PROBLEM TO SOLVE:
Rewrite the lines from the line with "data-point bbox=[538, 212, 552, 226]" to the line with "si-1-label: SI=1.0 bbox=[103, 153, 214, 195]", replacing "data-point" with "point-marker" and leaving everything else unchanged.

-- BEGIN EXERCISE INPUTS --

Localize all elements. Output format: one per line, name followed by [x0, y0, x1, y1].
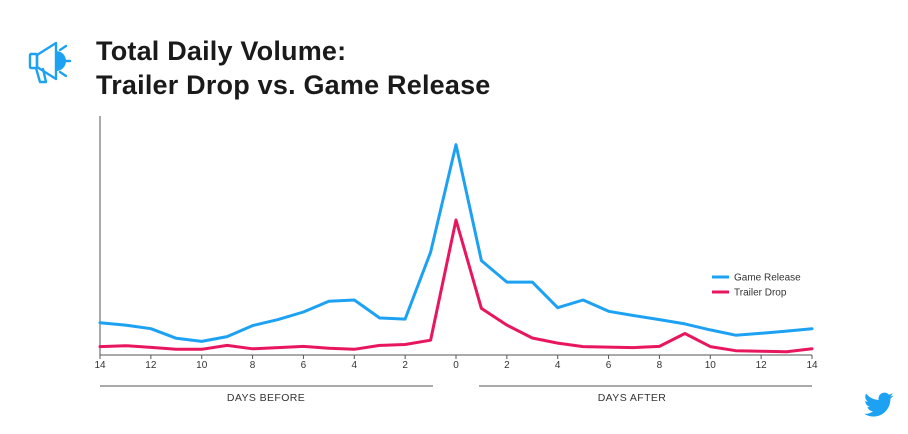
x-tick-label: 14 — [94, 360, 106, 371]
chart-header: Total Daily Volume: Trailer Drop vs. Gam… — [26, 34, 491, 102]
chart-title-line2: Trailer Drop vs. Game Release — [96, 70, 491, 100]
chart-title: Total Daily Volume: Trailer Drop vs. Gam… — [96, 34, 491, 102]
x-group-labels: DAYS BEFORE DAYS AFTER — [100, 385, 812, 404]
x-tick-label: 6 — [301, 360, 307, 371]
legend: Game Release Trailer Drop — [712, 273, 801, 299]
series-layer — [98, 143, 814, 354]
legend-label: Game Release — [734, 273, 801, 284]
x-tick-label: 6 — [606, 360, 612, 371]
x-tick-labels: 14 12 10 8 6 4 2 0 2 4 6 8 10 12 14 — [94, 355, 818, 371]
twitter-bird-icon — [864, 392, 894, 417]
x-tick-label: 8 — [657, 360, 663, 371]
x-tick-label: 4 — [555, 360, 561, 371]
days-after-label: DAYS AFTER — [598, 392, 667, 404]
chart-axes — [99, 116, 812, 356]
series-line-trailer-drop — [98, 218, 814, 354]
x-tick-label: 10 — [705, 360, 717, 371]
x-tick-label: 10 — [196, 360, 208, 371]
x-tick-label: 4 — [352, 360, 358, 371]
chart-title-line1: Total Daily Volume: — [96, 36, 347, 66]
x-tick-label: 12 — [145, 360, 157, 371]
x-tick-label: 8 — [250, 360, 256, 371]
megaphone-icon — [28, 41, 72, 84]
series-line-game-release — [98, 143, 814, 343]
days-before-label: DAYS BEFORE — [227, 392, 305, 404]
x-tick-label: 2 — [504, 360, 510, 371]
x-tick-label: 12 — [756, 360, 768, 371]
legend-label: Trailer Drop — [734, 288, 787, 299]
x-tick-label: 14 — [806, 360, 818, 371]
x-tick-label: 0 — [453, 360, 459, 371]
x-tick-label: 2 — [402, 360, 408, 371]
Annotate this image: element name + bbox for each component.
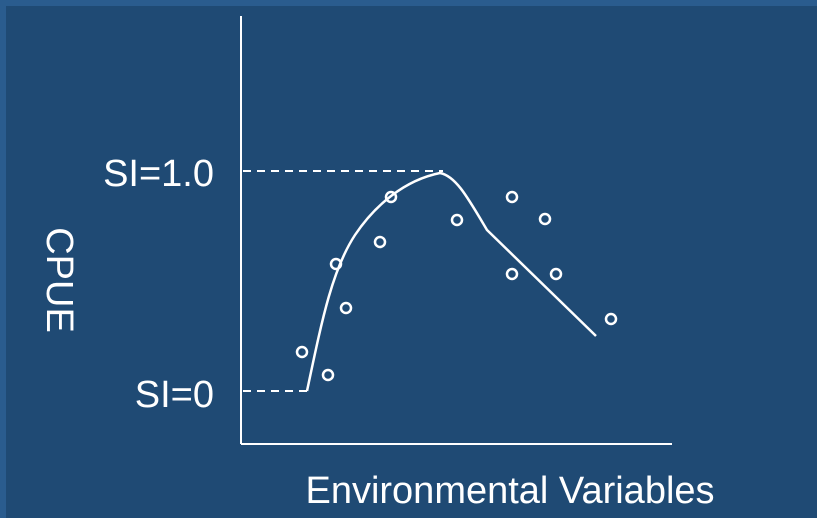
data-point bbox=[538, 212, 552, 226]
si-0-label: SI=0 bbox=[135, 374, 214, 416]
x-axis-title: Environmental Variables bbox=[305, 470, 714, 512]
fitted-suitability-curve bbox=[305, 171, 597, 392]
data-point bbox=[295, 345, 309, 359]
data-point bbox=[373, 235, 387, 249]
data-point bbox=[549, 267, 563, 281]
data-point bbox=[384, 190, 398, 204]
data-point bbox=[604, 312, 618, 326]
data-point bbox=[321, 368, 335, 382]
data-point bbox=[450, 213, 464, 227]
data-point bbox=[505, 267, 519, 281]
chart-panel bbox=[6, 6, 817, 518]
data-point bbox=[505, 190, 519, 204]
data-point bbox=[329, 257, 343, 271]
observation-points bbox=[295, 190, 618, 382]
si-1-label: SI=1.0 bbox=[103, 153, 214, 195]
y-axis-title: CPUE bbox=[38, 227, 80, 333]
data-point bbox=[339, 301, 353, 315]
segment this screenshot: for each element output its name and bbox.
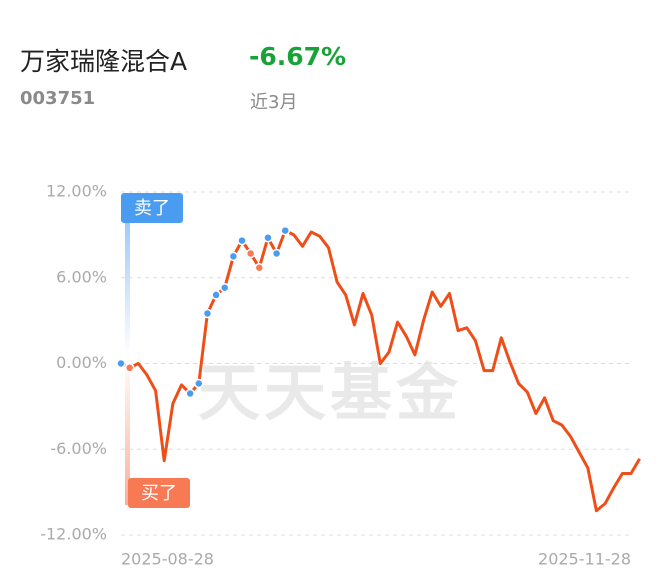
y-tick-label: -12.00% — [40, 525, 107, 544]
trade-point — [194, 378, 204, 389]
y-tick-label: 6.00% — [56, 267, 107, 286]
period: 近3月 — [250, 92, 298, 113]
header: 万家瑞隆混合A -6.67% 003751 近3月 — [0, 0, 660, 130]
trade-point — [245, 248, 256, 259]
trade-point — [116, 358, 126, 369]
sell-label: 卖了 — [134, 198, 170, 219]
trade-point — [124, 363, 135, 373]
x-tick-label: 2025-08-28 — [121, 550, 214, 569]
trade-point — [271, 248, 282, 259]
return: -6.67% — [249, 42, 347, 71]
y-tick-label: 12.00% — [46, 182, 107, 201]
watermark: 天天基金 — [198, 356, 462, 429]
trade-point — [254, 262, 265, 273]
x-tick-label: 2025-11-28 — [538, 550, 631, 569]
sell-tag — [121, 193, 183, 223]
y-tick-label: 0.00% — [56, 353, 107, 372]
fund-code: 003751 — [20, 88, 96, 109]
trade-point — [219, 283, 230, 293]
trade-point — [228, 251, 239, 262]
trade-point — [211, 290, 221, 300]
trade-point — [237, 235, 247, 246]
range-bar — [125, 205, 130, 505]
fund-name: 万家瑞隆混合A — [20, 47, 188, 76]
trade-point — [263, 232, 273, 243]
y-tick-label: -6.00% — [50, 439, 107, 458]
trade-point — [202, 308, 213, 319]
buy-tag — [128, 478, 190, 508]
trade-point — [185, 388, 195, 399]
trade-point — [280, 225, 290, 236]
buy-label: 买了 — [141, 483, 177, 504]
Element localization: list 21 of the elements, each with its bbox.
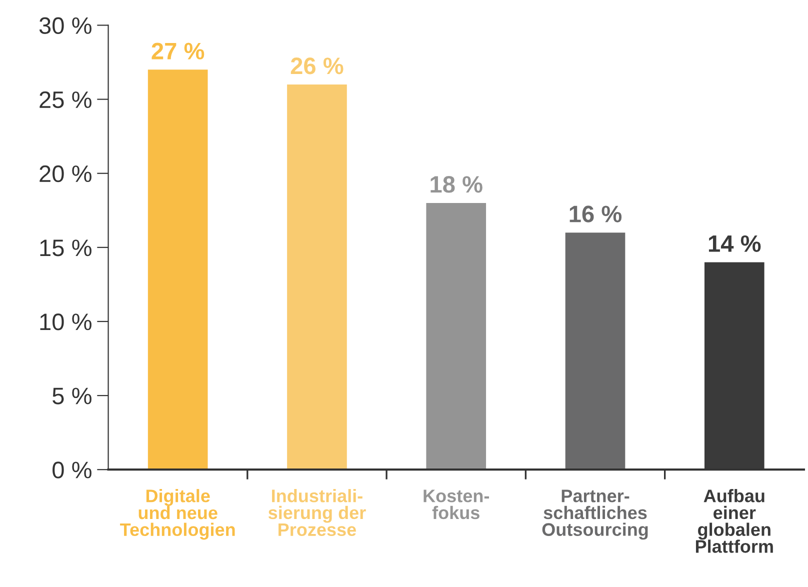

-- END EXERCISE INPUTS --

RESPONSE TO THE EXERCISE:
point-marker bbox=[538, 212, 552, 226]
si-0-label: SI=0 bbox=[135, 374, 214, 416]
x-axis-title: Environmental Variables bbox=[305, 470, 714, 512]
fitted-suitability-curve bbox=[305, 171, 597, 392]
point-marker bbox=[295, 345, 309, 359]
point-marker bbox=[373, 235, 387, 249]
point-marker bbox=[549, 267, 563, 281]
point-marker bbox=[384, 190, 398, 204]
point-marker bbox=[604, 312, 618, 326]
point-marker bbox=[321, 368, 335, 382]
point-marker bbox=[450, 213, 464, 227]
point-marker bbox=[505, 267, 519, 281]
chart-panel bbox=[6, 6, 817, 518]
point-marker bbox=[505, 190, 519, 204]
point-marker bbox=[329, 257, 343, 271]
observation-points bbox=[295, 190, 618, 382]
si-1-label: SI=1.0 bbox=[103, 153, 214, 195]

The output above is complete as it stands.